→ Task goal
You are to retype all of the data exactly as it appears.

→ Stored data
-- BEGIN --
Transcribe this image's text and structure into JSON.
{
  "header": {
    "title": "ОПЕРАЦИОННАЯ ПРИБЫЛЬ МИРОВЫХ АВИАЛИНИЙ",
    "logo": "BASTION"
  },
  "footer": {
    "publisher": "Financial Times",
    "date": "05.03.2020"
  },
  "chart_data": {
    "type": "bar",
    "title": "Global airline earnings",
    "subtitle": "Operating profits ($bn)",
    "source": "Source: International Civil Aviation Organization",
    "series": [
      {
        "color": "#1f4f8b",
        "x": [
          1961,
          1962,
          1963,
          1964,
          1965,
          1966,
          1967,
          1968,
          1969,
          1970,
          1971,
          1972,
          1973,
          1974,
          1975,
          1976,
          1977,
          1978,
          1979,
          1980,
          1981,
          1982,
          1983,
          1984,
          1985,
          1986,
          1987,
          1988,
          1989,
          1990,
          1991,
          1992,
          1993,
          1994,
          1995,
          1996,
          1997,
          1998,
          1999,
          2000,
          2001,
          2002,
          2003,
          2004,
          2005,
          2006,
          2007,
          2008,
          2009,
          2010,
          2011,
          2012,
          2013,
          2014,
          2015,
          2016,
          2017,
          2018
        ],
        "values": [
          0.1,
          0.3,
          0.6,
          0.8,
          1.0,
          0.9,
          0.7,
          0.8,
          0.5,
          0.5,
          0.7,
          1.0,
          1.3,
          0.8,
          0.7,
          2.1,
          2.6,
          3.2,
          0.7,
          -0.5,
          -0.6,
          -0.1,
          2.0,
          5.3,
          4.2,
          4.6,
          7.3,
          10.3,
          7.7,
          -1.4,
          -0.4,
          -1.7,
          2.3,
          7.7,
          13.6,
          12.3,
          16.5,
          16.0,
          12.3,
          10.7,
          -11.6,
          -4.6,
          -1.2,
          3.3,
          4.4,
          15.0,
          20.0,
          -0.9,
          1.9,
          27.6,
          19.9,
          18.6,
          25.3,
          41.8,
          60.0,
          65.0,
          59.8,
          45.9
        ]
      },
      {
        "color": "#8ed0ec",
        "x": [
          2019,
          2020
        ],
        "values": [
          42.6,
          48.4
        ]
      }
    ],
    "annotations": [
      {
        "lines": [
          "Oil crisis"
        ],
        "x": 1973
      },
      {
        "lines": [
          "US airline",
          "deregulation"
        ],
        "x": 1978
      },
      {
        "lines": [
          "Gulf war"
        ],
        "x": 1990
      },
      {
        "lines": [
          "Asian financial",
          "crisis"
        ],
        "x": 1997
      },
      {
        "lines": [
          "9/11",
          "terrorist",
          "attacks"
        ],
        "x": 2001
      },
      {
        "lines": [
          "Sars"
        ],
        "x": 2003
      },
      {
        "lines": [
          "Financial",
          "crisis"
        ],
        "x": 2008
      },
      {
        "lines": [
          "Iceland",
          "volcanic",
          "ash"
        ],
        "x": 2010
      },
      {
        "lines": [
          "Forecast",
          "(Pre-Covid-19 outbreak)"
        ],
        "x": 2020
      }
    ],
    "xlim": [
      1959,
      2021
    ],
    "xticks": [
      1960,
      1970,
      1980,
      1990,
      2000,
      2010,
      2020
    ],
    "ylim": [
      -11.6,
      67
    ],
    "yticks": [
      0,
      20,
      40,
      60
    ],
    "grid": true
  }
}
-- END --
→ Full output
Transcribe this image's text and structure into JSON.
{
  "header": {
    "title": "ОПЕРАЦИОННАЯ ПРИБЫЛЬ МИРОВЫХ АВИАЛИНИЙ",
    "logo": "BASTION"
  },
  "footer": {
    "publisher": "Financial Times",
    "date": "05.03.2020"
  },
  "chart_data": {
    "type": "bar",
    "title": "Global airline earnings",
    "subtitle": "Operating profits ($bn)",
    "source": "Source: International Civil Aviation Organization",
    "series": [
      {
        "color": "#1f4f8b",
        "x": [
          1961,
          1962,
          1963,
          1964,
          1965,
          1966,
          1967,
          1968,
          1969,
          1970,
          1971,
          1972,
          1973,
          1974,
          1975,
          1976,
          1977,
          1978,
          1979,
          1980,
          1981,
          1982,
          1983,
          1984,
          1985,
          1986,
          1987,
          1988,
          1989,
          1990,
          1991,
          1992,
          1993,
          1994,
          1995,
          1996,
          1997,
          1998,
          1999,
          2000,
          2001,
          2002,
          2003,
          2004,
          2005,
          2006,
          2007,
          2008,
          2009,
          2010,
          2011,
          2012,
          2013,
          2014,
          2015,
          2016,
          2017,
          2018
        ],
        "values": [
          0.1,
          0.3,
          0.6,
          0.8,
          1.0,
          0.9,
          0.7,
          0.8,
          0.5,
          0.5,
          0.7,
          1.0,
          1.3,
          0.8,
          0.7,
          2.1,
          2.6,
          3.2,
          0.7,
          -0.5,
          -0.6,
          -0.1,
          2.0,
          5.3,
          4.2,
          4.6,
          7.3,
          10.3,
          7.7,
          -1.4,
          -0.4,
          -1.7,
          2.3,
          7.7,
          13.6,
          12.3,
          16.5,
          16.0,
          12.3,
          10.7,
          -11.6,
          -4.6,
          -1.2,
          3.3,
          4.4,
          15.0,
          20.0,
          -0.9,
          1.9,
          27.6,
          19.9,
          18.6,
          25.3,
          41.8,
          60.0,
          65.0,
          59.8,
          45.9
        ]
      },
      {
        "color": "#8ed0ec",
        "x": [
          2019,
          2020
        ],
        "values": [
          42.6,
          48.4
        ]
      }
    ],
    "annotations": [
      {
        "lines": [
          "Oil crisis"
        ],
        "x": 1973
      },
      {
        "lines": [
          "US airline",
          "deregulation"
        ],
        "x": 1978
      },
      {
        "lines": [
          "Gulf war"
        ],
        "x": 1990
      },
      {
        "lines": [
          "Asian financial",
          "crisis"
        ],
        "x": 1997
      },
      {
        "lines": [
          "9/11",
          "terrorist",
          "attacks"
        ],
        "x": 2001
      },
      {
        "lines": [
          "Sars"
        ],
        "x": 2003
      },
      {
        "lines": [
          "Financial",
          "crisis"
        ],
        "x": 2008
      },
      {
        "lines": [
          "Iceland",
          "volcanic",
          "ash"
        ],
        "x": 2010
      },
      {
        "lines": [
          "Forecast",
          "(Pre-Covid-19 outbreak)"
        ],
        "x": 2020
      }
    ],
    "xlim": [
      1959,
      2021
    ],
    "xticks": [
      1960,
      1970,
      1980,
      1990,
      2000,
      2010,
      2020
    ],
    "ylim": [
      -11.6,
      67
    ],
    "yticks": [
      0,
      20,
      40,
      60
    ],
    "grid": true
  }
}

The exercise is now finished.